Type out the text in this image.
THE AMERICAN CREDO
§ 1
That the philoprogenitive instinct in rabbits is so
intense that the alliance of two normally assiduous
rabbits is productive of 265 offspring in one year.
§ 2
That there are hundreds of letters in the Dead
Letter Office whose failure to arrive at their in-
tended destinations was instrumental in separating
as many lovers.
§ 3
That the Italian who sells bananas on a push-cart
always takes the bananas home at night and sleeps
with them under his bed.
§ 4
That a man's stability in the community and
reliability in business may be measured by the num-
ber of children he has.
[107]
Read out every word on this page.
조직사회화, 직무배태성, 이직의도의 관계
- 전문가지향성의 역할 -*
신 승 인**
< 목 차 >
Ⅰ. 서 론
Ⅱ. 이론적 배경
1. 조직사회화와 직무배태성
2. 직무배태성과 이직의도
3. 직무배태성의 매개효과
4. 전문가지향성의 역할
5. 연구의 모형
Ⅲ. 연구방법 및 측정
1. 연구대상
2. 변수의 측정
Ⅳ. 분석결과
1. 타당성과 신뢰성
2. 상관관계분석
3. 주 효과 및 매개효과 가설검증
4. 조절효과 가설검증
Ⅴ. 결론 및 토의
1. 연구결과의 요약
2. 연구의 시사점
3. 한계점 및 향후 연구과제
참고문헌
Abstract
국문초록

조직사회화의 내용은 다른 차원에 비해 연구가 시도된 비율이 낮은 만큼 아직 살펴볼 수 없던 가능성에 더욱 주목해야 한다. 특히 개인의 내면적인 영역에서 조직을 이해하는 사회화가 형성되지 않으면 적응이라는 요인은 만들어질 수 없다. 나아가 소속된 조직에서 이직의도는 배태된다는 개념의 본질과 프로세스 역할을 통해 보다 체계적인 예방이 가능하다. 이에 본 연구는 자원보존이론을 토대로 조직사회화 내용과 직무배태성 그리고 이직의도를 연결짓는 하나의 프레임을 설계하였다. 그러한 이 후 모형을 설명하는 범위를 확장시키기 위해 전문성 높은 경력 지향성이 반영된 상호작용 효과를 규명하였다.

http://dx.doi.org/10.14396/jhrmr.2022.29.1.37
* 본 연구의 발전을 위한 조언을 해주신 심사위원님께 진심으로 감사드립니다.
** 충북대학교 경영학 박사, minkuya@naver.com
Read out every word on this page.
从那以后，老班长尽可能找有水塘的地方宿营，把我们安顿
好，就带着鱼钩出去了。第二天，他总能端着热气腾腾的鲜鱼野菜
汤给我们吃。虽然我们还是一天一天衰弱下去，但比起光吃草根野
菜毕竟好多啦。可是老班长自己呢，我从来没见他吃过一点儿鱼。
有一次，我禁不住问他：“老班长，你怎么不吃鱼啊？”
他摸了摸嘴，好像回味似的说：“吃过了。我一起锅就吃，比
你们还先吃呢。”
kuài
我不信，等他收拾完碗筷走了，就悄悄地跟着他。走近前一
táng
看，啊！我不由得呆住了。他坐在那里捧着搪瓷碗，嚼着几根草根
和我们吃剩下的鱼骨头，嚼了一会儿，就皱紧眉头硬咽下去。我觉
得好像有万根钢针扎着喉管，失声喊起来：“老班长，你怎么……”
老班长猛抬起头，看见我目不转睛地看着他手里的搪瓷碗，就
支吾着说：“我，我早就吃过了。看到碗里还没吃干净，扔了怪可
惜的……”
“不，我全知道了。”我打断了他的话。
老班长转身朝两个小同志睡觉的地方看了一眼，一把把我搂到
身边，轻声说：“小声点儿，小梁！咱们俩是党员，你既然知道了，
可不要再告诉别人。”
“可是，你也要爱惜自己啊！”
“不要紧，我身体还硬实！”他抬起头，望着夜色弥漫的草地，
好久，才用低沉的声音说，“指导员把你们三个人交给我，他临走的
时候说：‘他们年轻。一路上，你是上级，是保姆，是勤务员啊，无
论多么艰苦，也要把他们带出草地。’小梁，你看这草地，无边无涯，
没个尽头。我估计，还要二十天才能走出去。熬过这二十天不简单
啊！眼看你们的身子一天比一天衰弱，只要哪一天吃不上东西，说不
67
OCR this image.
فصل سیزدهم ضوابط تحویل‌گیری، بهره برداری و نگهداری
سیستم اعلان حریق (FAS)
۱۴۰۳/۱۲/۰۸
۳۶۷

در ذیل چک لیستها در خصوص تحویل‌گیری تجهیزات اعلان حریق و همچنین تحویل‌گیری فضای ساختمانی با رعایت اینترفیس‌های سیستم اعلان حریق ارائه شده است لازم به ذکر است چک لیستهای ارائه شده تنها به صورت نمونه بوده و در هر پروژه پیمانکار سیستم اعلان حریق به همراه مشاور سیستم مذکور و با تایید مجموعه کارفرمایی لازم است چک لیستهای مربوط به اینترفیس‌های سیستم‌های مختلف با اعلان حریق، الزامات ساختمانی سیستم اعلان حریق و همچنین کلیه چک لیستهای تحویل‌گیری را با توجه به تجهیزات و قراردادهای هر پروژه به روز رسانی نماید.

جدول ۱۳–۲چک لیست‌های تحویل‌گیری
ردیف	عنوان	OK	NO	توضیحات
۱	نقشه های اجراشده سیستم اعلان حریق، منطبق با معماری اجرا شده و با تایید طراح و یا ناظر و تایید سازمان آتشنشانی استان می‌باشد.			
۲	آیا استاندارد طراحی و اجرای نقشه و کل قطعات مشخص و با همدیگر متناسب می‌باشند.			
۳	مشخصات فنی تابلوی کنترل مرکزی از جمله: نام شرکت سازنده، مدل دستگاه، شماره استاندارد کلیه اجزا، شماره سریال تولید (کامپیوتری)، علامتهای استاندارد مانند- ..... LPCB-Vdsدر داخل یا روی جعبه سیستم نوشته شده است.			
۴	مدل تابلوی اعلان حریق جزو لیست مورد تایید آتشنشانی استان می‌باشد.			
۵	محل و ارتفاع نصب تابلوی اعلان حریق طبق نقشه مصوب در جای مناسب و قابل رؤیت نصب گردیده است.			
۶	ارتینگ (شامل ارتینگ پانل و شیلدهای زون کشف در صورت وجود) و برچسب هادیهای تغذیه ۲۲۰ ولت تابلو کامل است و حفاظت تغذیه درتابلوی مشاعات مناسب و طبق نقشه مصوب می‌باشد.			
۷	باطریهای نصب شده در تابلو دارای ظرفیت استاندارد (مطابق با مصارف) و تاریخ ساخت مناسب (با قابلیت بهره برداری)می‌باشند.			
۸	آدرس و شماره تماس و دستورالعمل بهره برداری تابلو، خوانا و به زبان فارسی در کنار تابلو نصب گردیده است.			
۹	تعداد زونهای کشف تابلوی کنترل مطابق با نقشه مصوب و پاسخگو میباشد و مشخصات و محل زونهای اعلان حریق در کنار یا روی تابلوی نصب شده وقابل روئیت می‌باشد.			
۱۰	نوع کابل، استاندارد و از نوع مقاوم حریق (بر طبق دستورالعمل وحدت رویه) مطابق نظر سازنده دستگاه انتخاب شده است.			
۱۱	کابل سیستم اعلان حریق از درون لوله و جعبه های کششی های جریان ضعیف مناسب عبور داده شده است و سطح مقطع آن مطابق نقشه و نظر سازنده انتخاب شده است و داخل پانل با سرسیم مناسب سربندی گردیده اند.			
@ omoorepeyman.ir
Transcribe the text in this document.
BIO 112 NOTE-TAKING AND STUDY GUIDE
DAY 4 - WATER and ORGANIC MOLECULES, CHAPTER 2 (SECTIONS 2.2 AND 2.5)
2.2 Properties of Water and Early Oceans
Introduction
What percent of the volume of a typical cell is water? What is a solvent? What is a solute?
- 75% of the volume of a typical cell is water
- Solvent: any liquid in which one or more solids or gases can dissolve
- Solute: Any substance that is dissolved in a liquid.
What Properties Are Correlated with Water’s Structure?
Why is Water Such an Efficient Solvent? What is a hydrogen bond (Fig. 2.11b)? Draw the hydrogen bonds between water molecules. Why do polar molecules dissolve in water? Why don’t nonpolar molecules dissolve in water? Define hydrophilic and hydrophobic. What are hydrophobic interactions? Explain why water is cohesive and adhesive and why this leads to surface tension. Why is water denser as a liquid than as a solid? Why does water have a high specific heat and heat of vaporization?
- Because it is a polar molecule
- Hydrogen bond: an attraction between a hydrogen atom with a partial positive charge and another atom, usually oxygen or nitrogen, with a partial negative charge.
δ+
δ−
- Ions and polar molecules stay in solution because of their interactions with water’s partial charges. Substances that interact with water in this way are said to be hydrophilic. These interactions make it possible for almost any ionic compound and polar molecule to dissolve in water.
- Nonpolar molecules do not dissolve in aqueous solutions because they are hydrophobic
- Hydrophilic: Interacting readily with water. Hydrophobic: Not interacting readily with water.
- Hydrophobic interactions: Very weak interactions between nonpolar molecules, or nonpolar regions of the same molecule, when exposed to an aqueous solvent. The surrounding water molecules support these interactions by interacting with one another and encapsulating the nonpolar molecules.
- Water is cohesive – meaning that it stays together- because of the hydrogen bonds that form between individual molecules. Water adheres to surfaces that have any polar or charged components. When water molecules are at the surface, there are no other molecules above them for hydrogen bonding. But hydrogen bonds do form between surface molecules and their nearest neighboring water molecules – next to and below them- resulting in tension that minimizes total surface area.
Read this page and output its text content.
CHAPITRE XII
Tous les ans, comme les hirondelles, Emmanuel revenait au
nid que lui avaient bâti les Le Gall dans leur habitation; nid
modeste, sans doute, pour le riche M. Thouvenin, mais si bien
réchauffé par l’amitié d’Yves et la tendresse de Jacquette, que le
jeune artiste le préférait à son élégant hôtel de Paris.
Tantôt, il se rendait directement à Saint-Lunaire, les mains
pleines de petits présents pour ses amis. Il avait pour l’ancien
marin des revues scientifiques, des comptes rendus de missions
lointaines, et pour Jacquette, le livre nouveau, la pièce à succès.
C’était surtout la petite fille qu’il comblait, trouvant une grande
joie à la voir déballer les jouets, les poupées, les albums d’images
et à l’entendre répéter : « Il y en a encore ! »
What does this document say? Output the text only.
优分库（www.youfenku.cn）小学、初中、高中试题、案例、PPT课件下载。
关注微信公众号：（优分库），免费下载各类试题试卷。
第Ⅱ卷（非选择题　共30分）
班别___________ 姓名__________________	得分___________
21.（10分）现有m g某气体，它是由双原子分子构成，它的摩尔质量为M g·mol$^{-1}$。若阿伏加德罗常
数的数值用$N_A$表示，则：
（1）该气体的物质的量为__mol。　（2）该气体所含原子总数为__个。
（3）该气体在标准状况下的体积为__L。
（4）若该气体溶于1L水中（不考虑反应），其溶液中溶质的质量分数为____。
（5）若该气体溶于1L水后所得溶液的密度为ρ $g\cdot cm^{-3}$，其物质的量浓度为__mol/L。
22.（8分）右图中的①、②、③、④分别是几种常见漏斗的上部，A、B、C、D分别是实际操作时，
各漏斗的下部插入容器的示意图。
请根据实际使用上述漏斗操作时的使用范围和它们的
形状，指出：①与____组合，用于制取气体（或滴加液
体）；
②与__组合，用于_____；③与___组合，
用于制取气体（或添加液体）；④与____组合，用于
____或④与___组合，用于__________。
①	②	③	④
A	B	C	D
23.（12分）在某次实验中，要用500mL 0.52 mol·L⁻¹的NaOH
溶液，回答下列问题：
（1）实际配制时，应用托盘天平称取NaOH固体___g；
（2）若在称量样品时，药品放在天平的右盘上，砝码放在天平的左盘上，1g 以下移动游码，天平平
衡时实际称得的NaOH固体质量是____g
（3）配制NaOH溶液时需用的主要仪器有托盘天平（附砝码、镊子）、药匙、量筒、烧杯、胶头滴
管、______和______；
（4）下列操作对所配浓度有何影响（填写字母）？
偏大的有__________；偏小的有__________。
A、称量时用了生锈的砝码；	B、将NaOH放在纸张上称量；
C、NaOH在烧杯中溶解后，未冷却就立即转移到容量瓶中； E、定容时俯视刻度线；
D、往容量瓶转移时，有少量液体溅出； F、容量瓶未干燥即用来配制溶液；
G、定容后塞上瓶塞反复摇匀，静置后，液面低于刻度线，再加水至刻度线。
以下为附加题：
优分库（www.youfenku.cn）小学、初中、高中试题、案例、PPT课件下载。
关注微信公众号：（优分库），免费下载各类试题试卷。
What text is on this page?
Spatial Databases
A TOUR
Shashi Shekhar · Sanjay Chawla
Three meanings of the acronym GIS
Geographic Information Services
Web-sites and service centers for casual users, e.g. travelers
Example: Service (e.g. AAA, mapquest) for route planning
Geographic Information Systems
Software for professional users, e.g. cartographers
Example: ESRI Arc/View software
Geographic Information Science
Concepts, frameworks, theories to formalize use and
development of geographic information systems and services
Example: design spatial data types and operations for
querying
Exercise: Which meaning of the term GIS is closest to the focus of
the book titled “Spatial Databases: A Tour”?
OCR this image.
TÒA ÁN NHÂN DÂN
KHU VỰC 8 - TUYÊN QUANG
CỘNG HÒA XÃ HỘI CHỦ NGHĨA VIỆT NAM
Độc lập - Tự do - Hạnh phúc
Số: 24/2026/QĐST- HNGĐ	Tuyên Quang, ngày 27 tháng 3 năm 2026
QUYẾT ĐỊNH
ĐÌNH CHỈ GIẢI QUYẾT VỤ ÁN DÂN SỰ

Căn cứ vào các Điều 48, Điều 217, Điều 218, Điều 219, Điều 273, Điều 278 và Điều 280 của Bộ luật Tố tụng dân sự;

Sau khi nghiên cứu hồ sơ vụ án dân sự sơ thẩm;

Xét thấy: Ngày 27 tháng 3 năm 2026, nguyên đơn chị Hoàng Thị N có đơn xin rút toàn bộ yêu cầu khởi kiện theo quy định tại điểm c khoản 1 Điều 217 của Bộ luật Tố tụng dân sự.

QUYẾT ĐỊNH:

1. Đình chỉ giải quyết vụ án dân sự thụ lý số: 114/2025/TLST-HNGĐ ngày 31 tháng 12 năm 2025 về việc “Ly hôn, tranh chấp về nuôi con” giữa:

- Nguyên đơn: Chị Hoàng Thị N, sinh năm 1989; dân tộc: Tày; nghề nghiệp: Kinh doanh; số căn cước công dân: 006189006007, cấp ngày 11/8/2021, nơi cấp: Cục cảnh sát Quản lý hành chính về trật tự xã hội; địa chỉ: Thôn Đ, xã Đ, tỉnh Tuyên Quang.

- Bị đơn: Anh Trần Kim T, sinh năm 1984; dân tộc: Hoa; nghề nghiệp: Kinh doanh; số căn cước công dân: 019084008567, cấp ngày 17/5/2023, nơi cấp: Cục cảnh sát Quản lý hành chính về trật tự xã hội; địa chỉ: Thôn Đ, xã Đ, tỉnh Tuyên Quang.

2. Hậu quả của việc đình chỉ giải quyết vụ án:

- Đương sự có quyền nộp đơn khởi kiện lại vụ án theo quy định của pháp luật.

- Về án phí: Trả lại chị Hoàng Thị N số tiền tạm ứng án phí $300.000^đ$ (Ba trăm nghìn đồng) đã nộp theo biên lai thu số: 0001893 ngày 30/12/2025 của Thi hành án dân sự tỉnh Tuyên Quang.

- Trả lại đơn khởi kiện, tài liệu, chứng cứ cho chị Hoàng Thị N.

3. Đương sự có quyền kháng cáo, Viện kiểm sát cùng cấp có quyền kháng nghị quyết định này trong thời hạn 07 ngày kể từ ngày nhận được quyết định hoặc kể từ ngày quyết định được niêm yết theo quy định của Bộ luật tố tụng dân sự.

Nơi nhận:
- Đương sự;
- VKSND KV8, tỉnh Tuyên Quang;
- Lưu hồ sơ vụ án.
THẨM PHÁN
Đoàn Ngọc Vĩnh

**WHAT YOU HAVE TO DO:** Copy all lines from the listing that contain "document".

**FULL RESPONSE:**
Transcribe the text in this document.
What does this document say? Output the text only.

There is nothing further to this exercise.